Job: Identify the lines in the data below that contain "potenciales" and give only how many there are.

START Supplied material

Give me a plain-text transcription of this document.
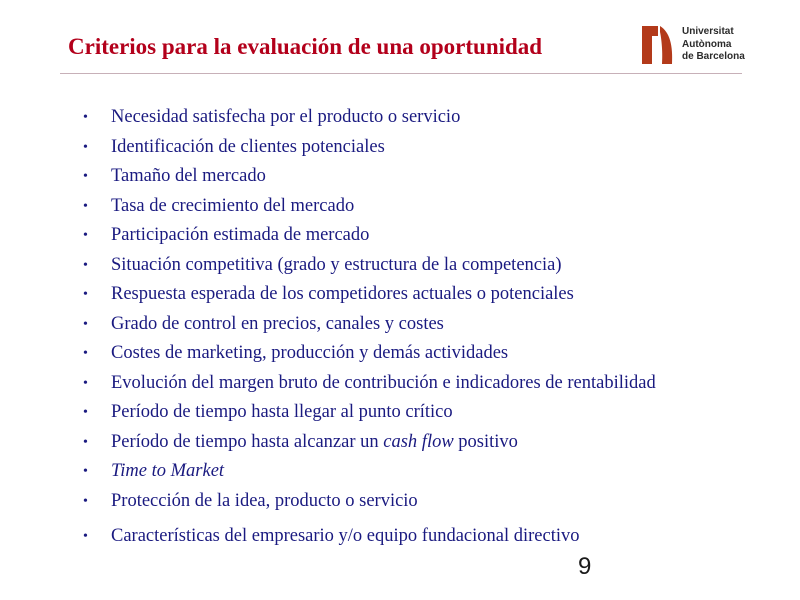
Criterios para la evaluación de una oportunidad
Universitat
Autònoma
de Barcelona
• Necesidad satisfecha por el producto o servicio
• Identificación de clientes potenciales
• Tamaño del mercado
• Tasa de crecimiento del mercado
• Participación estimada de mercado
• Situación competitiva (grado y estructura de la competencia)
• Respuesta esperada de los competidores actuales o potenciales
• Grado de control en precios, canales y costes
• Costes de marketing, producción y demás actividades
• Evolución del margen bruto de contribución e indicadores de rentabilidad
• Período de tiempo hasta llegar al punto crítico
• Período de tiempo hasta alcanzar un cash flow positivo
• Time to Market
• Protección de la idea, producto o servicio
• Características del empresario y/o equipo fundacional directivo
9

END Supplied material
START Supplied material

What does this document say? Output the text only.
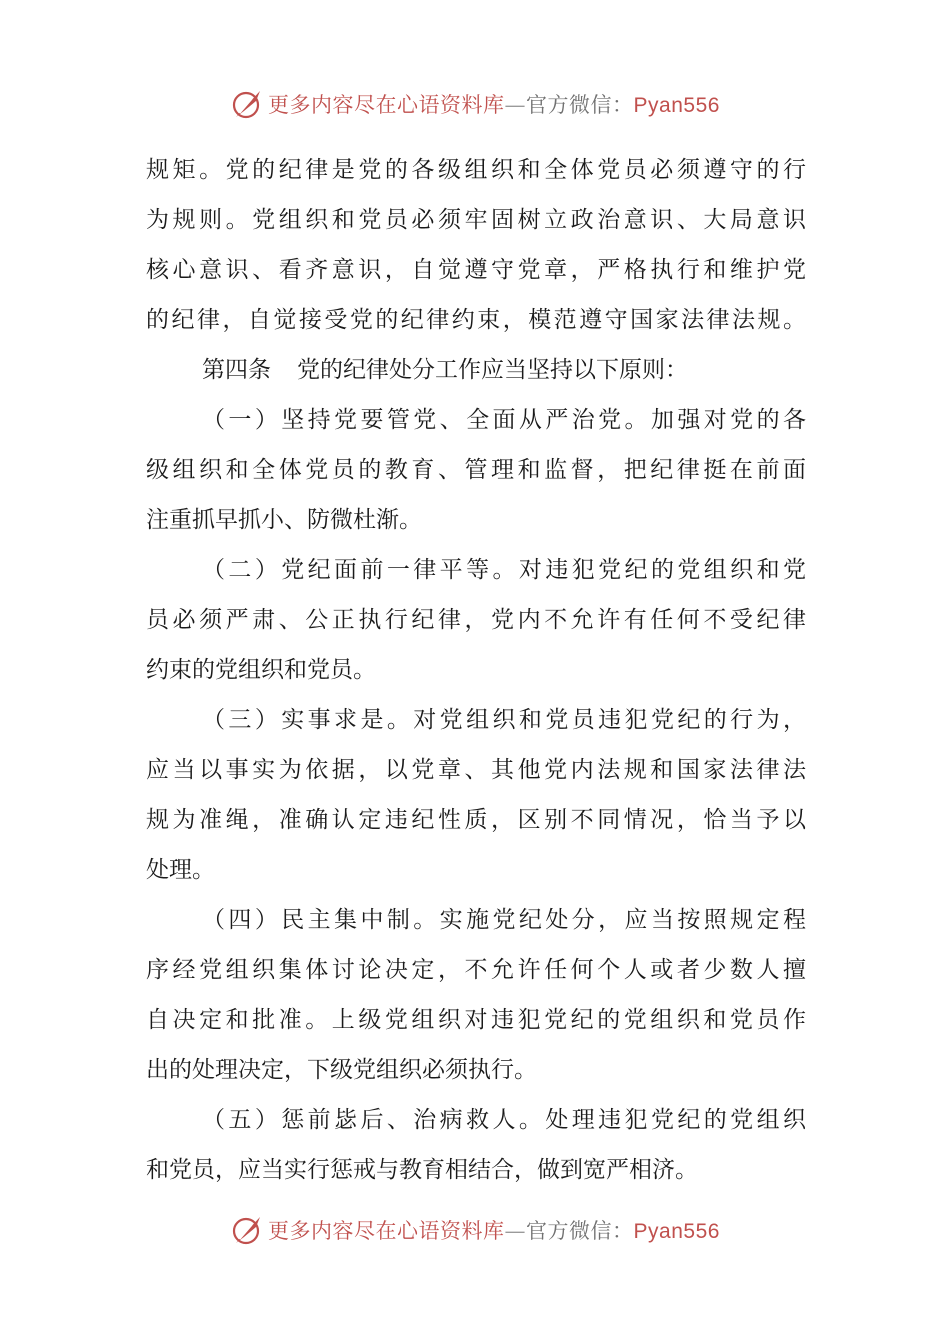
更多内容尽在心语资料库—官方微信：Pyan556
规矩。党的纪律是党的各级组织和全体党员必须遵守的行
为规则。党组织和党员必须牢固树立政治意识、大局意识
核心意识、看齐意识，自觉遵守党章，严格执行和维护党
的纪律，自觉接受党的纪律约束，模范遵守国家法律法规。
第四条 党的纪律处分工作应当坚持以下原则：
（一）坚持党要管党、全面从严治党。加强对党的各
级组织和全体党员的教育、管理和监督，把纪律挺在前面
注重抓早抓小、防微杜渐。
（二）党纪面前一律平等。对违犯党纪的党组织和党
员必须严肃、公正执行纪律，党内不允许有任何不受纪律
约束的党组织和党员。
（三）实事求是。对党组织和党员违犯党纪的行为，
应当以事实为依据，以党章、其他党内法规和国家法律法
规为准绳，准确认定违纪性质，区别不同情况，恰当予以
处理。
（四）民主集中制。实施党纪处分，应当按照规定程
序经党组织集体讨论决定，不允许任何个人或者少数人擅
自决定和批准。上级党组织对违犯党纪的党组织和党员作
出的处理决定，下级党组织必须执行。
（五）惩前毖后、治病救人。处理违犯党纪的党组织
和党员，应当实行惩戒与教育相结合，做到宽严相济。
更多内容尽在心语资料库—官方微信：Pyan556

END Supplied material

Exercise response: 2